##### Data provided

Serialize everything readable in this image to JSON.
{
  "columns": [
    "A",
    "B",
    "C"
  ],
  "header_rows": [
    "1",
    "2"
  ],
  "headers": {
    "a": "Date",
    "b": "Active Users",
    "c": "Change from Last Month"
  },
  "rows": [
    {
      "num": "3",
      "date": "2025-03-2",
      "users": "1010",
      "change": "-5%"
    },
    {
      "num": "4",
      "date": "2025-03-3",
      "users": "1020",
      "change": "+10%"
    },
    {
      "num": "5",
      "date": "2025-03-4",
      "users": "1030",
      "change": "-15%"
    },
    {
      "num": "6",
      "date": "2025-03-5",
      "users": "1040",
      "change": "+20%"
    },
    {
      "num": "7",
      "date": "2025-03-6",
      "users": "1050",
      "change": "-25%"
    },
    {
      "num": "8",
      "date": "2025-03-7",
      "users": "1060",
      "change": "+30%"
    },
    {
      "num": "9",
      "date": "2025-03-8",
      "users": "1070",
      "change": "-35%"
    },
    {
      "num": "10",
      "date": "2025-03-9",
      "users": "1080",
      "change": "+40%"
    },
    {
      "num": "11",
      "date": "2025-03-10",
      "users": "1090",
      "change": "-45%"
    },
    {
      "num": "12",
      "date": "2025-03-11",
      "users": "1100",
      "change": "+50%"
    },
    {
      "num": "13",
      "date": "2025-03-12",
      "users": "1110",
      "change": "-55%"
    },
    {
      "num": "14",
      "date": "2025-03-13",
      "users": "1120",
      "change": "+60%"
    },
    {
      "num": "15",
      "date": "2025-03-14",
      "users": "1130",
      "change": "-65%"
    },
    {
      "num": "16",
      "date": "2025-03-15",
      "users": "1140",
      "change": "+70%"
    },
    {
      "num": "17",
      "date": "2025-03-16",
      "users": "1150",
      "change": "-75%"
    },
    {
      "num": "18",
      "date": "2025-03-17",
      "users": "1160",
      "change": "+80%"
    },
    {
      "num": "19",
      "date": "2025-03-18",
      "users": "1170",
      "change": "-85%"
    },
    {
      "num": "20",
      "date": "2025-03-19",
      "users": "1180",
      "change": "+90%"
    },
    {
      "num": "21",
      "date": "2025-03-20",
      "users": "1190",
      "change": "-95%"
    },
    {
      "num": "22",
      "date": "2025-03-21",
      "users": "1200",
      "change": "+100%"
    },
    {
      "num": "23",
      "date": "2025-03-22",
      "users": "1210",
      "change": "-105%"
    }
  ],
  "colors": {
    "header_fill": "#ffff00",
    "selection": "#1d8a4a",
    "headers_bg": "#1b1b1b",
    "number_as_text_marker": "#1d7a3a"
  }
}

##########

* [Prompt] Give back the whole listing exactly as it reads.

* [Written reply]
Serialize everything readable in this image to JSON.
{
  "columns": [
    "A",
    "B",
    "C"
  ],
  "header_rows": [
    "1",
    "2"
  ],
  "headers": {
    "a": "Date",
    "b": "Active Users",
    "c": "Change from Last Month"
  },
  "rows": [
    {
      "num": "3",
      "date": "2025-03-2",
      "users": "1010",
      "change": "-5%"
    },
    {
      "num": "4",
      "date": "2025-03-3",
      "users": "1020",
      "change": "+10%"
    },
    {
      "num": "5",
      "date": "2025-03-4",
      "users": "1030",
      "change": "-15%"
    },
    {
      "num": "6",
      "date": "2025-03-5",
      "users": "1040",
      "change": "+20%"
    },
    {
      "num": "7",
      "date": "2025-03-6",
      "users": "1050",
      "change": "-25%"
    },
    {
      "num": "8",
      "date": "2025-03-7",
      "users": "1060",
      "change": "+30%"
    },
    {
      "num": "9",
      "date": "2025-03-8",
      "users": "1070",
      "change": "-35%"
    },
    {
      "num": "10",
      "date": "2025-03-9",
      "users": "1080",
      "change": "+40%"
    },
    {
      "num": "11",
      "date": "2025-03-10",
      "users": "1090",
      "change": "-45%"
    },
    {
      "num": "12",
      "date": "2025-03-11",
      "users": "1100",
      "change": "+50%"
    },
    {
      "num": "13",
      "date": "2025-03-12",
      "users": "1110",
      "change": "-55%"
    },
    {
      "num": "14",
      "date": "2025-03-13",
      "users": "1120",
      "change": "+60%"
    },
    {
      "num": "15",
      "date": "2025-03-14",
      "users": "1130",
      "change": "-65%"
    },
    {
      "num": "16",
      "date": "2025-03-15",
      "users": "1140",
      "change": "+70%"
    },
    {
      "num": "17",
      "date": "2025-03-16",
      "users": "1150",
      "change": "-75%"
    },
    {
      "num": "18",
      "date": "2025-03-17",
      "users": "1160",
      "change": "+80%"
    },
    {
      "num": "19",
      "date": "2025-03-18",
      "users": "1170",
      "change": "-85%"
    },
    {
      "num": "20",
      "date": "2025-03-19",
      "users": "1180",
      "change": "+90%"
    },
    {
      "num": "21",
      "date": "2025-03-20",
      "users": "1190",
      "change": "-95%"
    },
    {
      "num": "22",
      "date": "2025-03-21",
      "users": "1200",
      "change": "+100%"
    },
    {
      "num": "23",
      "date": "2025-03-22",
      "users": "1210",
      "change": "-105%"
    }
  ],
  "colors": {
    "header_fill": "#ffff00",
    "selection": "#1d8a4a",
    "headers_bg": "#1b1b1b",
    "number_as_text_marker": "#1d7a3a"
  }
}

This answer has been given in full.